→ **YOUR INSTRUCTIONS**: Filter this data down to the lines that hold "frac", and copy them.

→ **RECORDS FOR THE TASK**:
·····

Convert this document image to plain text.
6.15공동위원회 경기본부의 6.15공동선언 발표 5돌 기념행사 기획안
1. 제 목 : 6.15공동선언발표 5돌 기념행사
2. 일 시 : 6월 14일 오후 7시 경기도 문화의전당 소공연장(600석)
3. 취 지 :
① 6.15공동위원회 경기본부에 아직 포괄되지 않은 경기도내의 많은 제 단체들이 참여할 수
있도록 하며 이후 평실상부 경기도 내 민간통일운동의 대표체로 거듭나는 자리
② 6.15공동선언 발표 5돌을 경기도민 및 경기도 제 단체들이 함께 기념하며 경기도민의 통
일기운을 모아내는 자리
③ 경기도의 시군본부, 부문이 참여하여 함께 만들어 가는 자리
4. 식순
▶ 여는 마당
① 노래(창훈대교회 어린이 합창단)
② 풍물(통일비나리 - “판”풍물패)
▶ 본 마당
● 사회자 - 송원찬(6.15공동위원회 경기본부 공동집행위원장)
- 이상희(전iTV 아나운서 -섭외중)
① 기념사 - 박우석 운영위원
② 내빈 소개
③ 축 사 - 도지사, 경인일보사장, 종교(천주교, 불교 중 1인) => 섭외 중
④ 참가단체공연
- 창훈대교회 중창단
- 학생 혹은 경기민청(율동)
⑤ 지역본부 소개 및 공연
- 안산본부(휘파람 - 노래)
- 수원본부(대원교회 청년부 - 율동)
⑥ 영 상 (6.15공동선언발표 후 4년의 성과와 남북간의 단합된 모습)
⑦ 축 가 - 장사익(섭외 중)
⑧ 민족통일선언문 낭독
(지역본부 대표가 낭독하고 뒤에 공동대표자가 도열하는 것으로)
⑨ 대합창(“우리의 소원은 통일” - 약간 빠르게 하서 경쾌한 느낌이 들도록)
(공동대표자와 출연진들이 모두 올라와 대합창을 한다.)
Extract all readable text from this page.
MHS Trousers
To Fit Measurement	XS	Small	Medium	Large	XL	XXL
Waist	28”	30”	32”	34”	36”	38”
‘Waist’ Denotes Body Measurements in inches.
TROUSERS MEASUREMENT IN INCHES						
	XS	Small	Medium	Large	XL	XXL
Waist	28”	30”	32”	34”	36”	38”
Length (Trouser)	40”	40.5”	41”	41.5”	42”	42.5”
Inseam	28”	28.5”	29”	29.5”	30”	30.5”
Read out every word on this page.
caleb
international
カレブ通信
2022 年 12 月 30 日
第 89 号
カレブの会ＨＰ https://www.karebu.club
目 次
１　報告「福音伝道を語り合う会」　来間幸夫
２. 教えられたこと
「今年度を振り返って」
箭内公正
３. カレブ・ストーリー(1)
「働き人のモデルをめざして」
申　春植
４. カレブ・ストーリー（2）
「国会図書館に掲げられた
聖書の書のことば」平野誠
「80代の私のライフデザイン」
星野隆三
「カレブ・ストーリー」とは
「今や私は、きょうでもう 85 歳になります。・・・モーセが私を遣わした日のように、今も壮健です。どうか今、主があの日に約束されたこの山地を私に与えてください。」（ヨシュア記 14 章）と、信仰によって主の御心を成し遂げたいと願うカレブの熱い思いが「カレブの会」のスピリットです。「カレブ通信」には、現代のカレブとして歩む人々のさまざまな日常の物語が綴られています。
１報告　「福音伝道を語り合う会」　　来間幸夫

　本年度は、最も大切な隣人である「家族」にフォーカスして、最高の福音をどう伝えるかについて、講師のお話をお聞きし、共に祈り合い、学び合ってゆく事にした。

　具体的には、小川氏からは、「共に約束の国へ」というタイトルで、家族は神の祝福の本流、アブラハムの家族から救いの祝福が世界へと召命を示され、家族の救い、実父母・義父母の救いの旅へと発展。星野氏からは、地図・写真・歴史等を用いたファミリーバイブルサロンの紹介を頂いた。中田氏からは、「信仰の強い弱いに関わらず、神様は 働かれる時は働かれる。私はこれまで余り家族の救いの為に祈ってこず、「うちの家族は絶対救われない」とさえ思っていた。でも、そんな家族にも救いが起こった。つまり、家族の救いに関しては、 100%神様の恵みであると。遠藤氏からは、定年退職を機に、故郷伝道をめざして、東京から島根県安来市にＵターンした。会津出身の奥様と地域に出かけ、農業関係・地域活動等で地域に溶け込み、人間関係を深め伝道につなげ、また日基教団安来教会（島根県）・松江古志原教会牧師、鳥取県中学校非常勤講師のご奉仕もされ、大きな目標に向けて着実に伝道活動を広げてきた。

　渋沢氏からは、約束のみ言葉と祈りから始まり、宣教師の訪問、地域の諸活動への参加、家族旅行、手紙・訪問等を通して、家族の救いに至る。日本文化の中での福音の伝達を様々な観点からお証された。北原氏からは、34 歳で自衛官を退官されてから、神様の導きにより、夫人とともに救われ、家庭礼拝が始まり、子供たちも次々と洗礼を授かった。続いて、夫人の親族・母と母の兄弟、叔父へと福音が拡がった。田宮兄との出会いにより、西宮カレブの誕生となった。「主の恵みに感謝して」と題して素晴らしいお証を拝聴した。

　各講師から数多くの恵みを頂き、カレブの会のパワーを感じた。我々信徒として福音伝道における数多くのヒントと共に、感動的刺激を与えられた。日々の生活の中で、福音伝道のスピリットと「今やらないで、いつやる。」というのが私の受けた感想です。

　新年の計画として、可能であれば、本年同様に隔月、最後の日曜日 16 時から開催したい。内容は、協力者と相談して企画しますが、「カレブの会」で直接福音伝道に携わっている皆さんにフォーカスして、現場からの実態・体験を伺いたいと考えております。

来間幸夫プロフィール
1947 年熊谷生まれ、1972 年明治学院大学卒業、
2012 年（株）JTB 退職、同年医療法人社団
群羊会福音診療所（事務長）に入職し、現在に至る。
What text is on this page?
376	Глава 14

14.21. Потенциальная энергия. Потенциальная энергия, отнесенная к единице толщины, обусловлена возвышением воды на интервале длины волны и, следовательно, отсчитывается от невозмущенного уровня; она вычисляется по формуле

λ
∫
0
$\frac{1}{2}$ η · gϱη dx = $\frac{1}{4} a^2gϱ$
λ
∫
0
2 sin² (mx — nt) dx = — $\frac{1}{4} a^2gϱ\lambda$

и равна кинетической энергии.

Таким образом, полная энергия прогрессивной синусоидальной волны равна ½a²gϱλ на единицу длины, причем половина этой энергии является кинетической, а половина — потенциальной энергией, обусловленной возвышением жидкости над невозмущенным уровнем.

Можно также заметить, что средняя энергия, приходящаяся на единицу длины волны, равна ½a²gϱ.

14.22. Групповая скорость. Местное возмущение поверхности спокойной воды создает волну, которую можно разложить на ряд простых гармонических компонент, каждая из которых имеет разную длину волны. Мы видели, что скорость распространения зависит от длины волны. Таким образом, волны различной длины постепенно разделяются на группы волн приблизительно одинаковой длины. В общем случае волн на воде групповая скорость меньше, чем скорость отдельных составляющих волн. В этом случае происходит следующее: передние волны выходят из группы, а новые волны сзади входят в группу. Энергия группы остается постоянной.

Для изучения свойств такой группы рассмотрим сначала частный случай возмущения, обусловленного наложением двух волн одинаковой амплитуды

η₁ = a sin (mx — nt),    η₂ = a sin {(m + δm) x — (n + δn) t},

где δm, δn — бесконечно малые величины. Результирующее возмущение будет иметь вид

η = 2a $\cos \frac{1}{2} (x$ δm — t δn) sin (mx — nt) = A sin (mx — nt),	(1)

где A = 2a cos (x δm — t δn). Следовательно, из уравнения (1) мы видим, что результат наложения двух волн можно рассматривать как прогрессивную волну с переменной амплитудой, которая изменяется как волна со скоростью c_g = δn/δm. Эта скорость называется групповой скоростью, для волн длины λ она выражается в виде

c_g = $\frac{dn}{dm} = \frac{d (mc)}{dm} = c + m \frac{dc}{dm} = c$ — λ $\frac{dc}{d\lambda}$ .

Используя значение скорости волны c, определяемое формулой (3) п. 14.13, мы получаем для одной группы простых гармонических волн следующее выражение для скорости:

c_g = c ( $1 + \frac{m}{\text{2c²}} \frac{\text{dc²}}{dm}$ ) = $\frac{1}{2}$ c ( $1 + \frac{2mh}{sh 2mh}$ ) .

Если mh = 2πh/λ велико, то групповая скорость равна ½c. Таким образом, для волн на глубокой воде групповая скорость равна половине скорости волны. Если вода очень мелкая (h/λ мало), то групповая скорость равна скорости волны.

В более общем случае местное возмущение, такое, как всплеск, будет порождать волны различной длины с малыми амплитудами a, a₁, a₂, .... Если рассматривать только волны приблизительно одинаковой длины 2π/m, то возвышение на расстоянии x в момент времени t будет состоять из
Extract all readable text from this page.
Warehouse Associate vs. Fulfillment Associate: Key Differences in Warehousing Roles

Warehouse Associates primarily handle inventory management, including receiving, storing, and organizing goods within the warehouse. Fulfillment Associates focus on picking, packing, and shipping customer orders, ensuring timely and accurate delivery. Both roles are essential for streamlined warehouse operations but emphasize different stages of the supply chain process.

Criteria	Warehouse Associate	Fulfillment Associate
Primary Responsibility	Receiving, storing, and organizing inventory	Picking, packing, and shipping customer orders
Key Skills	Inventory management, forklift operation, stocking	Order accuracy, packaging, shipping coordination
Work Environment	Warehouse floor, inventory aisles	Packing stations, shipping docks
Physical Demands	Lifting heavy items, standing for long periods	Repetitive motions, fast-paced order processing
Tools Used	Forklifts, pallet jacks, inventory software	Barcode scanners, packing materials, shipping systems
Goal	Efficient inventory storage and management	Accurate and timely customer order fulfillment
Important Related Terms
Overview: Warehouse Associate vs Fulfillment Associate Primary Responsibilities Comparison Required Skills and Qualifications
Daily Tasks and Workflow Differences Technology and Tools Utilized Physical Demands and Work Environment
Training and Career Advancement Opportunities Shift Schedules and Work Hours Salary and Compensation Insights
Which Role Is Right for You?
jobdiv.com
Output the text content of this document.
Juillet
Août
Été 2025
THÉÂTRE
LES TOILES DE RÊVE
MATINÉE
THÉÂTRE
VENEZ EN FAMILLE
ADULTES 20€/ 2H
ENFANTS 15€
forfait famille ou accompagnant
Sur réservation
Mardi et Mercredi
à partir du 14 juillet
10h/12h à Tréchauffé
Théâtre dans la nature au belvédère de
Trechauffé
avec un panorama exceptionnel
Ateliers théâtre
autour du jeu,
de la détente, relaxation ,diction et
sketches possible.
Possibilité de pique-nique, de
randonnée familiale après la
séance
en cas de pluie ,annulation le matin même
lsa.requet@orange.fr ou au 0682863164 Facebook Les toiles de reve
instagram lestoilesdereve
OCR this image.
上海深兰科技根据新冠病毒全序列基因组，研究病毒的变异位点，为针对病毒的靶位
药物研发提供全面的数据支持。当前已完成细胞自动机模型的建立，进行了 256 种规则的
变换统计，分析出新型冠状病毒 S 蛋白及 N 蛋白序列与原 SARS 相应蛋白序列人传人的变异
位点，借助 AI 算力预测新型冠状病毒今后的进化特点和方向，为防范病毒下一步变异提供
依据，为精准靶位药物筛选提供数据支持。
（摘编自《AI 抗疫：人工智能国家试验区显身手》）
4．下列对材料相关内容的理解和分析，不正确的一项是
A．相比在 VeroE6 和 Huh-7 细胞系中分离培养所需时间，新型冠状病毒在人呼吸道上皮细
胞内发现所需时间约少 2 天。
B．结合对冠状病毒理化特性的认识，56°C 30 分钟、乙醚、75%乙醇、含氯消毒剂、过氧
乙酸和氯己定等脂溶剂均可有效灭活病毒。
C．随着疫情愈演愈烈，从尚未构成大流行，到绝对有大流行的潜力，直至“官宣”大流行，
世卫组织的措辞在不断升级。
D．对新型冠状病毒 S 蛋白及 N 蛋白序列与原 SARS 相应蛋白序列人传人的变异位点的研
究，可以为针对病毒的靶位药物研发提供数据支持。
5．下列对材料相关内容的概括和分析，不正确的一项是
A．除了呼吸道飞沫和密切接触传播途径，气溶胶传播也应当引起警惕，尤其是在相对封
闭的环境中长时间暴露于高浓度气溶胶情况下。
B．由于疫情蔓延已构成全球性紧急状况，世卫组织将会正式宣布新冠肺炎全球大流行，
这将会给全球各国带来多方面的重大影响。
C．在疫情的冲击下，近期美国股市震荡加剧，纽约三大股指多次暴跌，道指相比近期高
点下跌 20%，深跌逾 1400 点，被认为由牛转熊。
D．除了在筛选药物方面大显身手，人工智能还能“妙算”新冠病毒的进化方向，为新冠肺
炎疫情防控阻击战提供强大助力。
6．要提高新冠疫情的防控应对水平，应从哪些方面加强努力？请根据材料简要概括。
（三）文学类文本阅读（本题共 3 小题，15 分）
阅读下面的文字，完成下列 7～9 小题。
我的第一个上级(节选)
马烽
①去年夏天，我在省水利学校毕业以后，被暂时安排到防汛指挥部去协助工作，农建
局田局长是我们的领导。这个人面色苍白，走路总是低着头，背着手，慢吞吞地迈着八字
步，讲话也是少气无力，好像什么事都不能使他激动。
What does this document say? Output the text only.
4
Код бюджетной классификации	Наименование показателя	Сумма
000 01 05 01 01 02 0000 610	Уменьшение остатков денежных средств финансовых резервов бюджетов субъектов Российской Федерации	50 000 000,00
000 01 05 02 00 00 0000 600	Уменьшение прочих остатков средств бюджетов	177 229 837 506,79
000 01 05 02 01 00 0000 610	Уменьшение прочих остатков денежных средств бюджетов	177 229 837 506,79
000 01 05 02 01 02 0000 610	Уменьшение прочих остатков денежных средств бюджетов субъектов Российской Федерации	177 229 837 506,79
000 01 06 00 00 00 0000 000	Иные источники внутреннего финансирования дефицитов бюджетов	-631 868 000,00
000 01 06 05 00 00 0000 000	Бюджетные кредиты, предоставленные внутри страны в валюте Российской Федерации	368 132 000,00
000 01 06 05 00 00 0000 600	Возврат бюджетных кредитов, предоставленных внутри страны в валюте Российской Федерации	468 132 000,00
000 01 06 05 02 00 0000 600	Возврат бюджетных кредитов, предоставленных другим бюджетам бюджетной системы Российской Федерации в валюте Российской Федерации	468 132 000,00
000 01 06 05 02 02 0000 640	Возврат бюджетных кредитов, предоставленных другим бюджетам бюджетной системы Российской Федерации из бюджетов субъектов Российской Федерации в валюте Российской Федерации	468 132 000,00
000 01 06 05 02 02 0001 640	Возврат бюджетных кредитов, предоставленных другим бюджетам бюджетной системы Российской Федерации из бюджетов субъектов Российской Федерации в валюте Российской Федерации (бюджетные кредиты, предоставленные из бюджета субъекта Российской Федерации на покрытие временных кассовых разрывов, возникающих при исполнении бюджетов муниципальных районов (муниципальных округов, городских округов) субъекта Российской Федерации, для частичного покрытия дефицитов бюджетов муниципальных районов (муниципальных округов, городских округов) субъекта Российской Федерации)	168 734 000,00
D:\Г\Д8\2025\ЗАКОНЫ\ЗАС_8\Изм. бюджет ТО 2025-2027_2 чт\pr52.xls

·····

→ **SOLUTION FOR THIS EXERCISE**:
$\frac{1}{2}$ η · gϱη dx = $\frac{1}{4} a^2gϱ$
2 sin² (mx — nt) dx = — $\frac{1}{4} a^2gϱ\lambda$
η = 2a $\cos \frac{1}{2} (x$ δm — t δn) sin (mx — nt) = A sin (mx — nt),	(1)
c_g = $\frac{dn}{dm} = \frac{d (mc)}{dm} = c + m \frac{dc}{dm} = c$ — λ $\frac{dc}{d\lambda}$ .
c_g = c ( $1 + \frac{m}{\text{2c²}} \frac{\text{dc²}}{dm}$ ) = $\frac{1}{2}$ c ( $1 + \frac{2mh}{sh 2mh}$ ) .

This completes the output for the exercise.